● **Data entries**:
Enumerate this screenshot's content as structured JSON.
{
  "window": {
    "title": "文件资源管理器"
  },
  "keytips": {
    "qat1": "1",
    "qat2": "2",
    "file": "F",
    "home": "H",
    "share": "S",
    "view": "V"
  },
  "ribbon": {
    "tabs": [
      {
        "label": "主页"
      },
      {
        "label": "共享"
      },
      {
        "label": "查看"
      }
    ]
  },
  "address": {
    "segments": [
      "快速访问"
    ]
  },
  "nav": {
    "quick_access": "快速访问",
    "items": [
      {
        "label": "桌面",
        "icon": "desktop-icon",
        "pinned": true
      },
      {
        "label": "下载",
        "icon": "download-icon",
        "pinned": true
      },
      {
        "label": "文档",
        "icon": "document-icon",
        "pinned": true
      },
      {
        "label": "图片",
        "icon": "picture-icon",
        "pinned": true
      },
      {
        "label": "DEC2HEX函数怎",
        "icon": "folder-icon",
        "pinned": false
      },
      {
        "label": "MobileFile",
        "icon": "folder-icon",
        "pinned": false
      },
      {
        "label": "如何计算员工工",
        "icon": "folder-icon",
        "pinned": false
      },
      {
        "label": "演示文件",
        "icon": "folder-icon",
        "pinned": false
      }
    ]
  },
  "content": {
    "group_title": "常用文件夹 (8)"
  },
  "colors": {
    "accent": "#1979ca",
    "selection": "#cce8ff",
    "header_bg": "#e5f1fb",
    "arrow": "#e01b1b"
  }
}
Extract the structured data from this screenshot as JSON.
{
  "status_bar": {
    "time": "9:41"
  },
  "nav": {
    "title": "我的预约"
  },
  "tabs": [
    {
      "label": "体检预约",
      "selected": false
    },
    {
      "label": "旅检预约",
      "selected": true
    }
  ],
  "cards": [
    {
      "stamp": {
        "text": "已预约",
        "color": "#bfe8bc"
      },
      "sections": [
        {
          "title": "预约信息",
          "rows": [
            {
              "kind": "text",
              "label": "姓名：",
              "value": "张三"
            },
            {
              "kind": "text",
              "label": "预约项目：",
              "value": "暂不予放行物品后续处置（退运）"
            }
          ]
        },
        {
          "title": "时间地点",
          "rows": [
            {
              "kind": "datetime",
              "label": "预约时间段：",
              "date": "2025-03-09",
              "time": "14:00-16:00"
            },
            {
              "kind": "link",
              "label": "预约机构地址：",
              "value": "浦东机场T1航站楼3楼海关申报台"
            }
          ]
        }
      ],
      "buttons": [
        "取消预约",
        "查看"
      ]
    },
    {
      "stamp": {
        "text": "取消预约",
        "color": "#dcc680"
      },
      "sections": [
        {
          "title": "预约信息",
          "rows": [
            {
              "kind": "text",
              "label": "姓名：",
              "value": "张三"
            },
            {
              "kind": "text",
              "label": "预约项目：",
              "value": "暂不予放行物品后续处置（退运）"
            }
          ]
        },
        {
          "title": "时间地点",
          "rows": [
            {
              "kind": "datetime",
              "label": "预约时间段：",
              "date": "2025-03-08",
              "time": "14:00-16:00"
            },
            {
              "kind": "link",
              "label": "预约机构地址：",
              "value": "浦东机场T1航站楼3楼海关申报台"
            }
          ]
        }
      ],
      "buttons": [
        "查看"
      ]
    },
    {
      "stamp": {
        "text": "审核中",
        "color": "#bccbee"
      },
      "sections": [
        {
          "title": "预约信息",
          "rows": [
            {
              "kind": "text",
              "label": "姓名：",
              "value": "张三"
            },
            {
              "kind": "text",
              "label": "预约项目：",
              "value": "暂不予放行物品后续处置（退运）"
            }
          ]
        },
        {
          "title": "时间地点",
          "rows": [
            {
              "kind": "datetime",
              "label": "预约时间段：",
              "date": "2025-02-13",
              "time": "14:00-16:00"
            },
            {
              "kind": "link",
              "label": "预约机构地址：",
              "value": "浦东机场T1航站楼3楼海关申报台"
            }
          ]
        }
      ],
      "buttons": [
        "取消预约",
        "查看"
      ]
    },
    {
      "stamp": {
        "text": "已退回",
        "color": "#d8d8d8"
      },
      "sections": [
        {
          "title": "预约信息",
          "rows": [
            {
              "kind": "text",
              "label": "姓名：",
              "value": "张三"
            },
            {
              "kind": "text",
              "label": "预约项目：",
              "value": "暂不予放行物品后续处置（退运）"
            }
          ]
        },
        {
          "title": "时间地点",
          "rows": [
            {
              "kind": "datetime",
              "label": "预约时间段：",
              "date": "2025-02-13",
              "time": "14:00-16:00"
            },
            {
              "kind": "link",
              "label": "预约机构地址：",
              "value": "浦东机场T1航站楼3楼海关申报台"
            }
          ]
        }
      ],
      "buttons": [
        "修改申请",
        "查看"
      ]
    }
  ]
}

● **Goal**:
Retype every record above exactly as written.

● **Answer below**:
Enumerate this screenshot's content as structured JSON.
{
  "window": {
    "title": "文件资源管理器"
  },
  "keytips": {
    "qat1": "1",
    "qat2": "2",
    "file": "F",
    "home": "H",
    "share": "S",
    "view": "V"
  },
  "ribbon": {
    "tabs": [
      {
        "label": "主页"
      },
      {
        "label": "共享"
      },
      {
        "label": "查看"
      }
    ]
  },
  "address": {
    "segments": [
      "快速访问"
    ]
  },
  "nav": {
    "quick_access": "快速访问",
    "items": [
      {
        "label": "桌面",
        "icon": "desktop-icon",
        "pinned": true
      },
      {
        "label": "下载",
        "icon": "download-icon",
        "pinned": true
      },
      {
        "label": "文档",
        "icon": "document-icon",
        "pinned": true
      },
      {
        "label": "图片",
        "icon": "picture-icon",
        "pinned": true
      },
      {
        "label": "DEC2HEX函数怎",
        "icon": "folder-icon",
        "pinned": false
      },
      {
        "label": "MobileFile",
        "icon": "folder-icon",
        "pinned": false
      },
      {
        "label": "如何计算员工工",
        "icon": "folder-icon",
        "pinned": false
      },
      {
        "label": "演示文件",
        "icon": "folder-icon",
        "pinned": false
      }
    ]
  },
  "content": {
    "group_title": "常用文件夹 (8)"
  },
  "colors": {
    "accent": "#1979ca",
    "selection": "#cce8ff",
    "header_bg": "#e5f1fb",
    "arrow": "#e01b1b"
  }
}
Extract the structured data from this screenshot as JSON.
{
  "status_bar": {
    "time": "9:41"
  },
  "nav": {
    "title": "我的预约"
  },
  "tabs": [
    {
      "label": "体检预约",
      "selected": false
    },
    {
      "label": "旅检预约",
      "selected": true
    }
  ],
  "cards": [
    {
      "stamp": {
        "text": "已预约",
        "color": "#bfe8bc"
      },
      "sections": [
        {
          "title": "预约信息",
          "rows": [
            {
              "kind": "text",
              "label": "姓名：",
              "value": "张三"
            },
            {
              "kind": "text",
              "label": "预约项目：",
              "value": "暂不予放行物品后续处置（退运）"
            }
          ]
        },
        {
          "title": "时间地点",
          "rows": [
            {
              "kind": "datetime",
              "label": "预约时间段：",
              "date": "2025-03-09",
              "time": "14:00-16:00"
            },
            {
              "kind": "link",
              "label": "预约机构地址：",
              "value": "浦东机场T1航站楼3楼海关申报台"
            }
          ]
        }
      ],
      "buttons": [
        "取消预约",
        "查看"
      ]
    },
    {
      "stamp": {
        "text": "取消预约",
        "color": "#dcc680"
      },
      "sections": [
        {
          "title": "预约信息",
          "rows": [
            {
              "kind": "text",
              "label": "姓名：",
              "value": "张三"
            },
            {
              "kind": "text",
              "label": "预约项目：",
              "value": "暂不予放行物品后续处置（退运）"
            }
          ]
        },
        {
          "title": "时间地点",
          "rows": [
            {
              "kind": "datetime",
              "label": "预约时间段：",
              "date": "2025-03-08",
              "time": "14:00-16:00"
            },
            {
              "kind": "link",
              "label": "预约机构地址：",
              "value": "浦东机场T1航站楼3楼海关申报台"
            }
          ]
        }
      ],
      "buttons": [
        "查看"
      ]
    },
    {
      "stamp": {
        "text": "审核中",
        "color": "#bccbee"
      },
      "sections": [
        {
          "title": "预约信息",
          "rows": [
            {
              "kind": "text",
              "label": "姓名：",
              "value": "张三"
            },
            {
              "kind": "text",
              "label": "预约项目：",
              "value": "暂不予放行物品后续处置（退运）"
            }
          ]
        },
        {
          "title": "时间地点",
          "rows": [
            {
              "kind": "datetime",
              "label": "预约时间段：",
              "date": "2025-02-13",
              "time": "14:00-16:00"
            },
            {
              "kind": "link",
              "label": "预约机构地址：",
              "value": "浦东机场T1航站楼3楼海关申报台"
            }
          ]
        }
      ],
      "buttons": [
        "取消预约",
        "查看"
      ]
    },
    {
      "stamp": {
        "text": "已退回",
        "color": "#d8d8d8"
      },
      "sections": [
        {
          "title": "预约信息",
          "rows": [
            {
              "kind": "text",
              "label": "姓名：",
              "value": "张三"
            },
            {
              "kind": "text",
              "label": "预约项目：",
              "value": "暂不予放行物品后续处置（退运）"
            }
          ]
        },
        {
          "title": "时间地点",
          "rows": [
            {
              "kind": "datetime",
              "label": "预约时间段：",
              "date": "2025-02-13",
              "time": "14:00-16:00"
            },
            {
              "kind": "link",
              "label": "预约机构地址：",
              "value": "浦东机场T1航站楼3楼海关申报台"
            }
          ]
        }
      ],
      "buttons": [
        "修改申请",
        "查看"
      ]
    }
  ]
}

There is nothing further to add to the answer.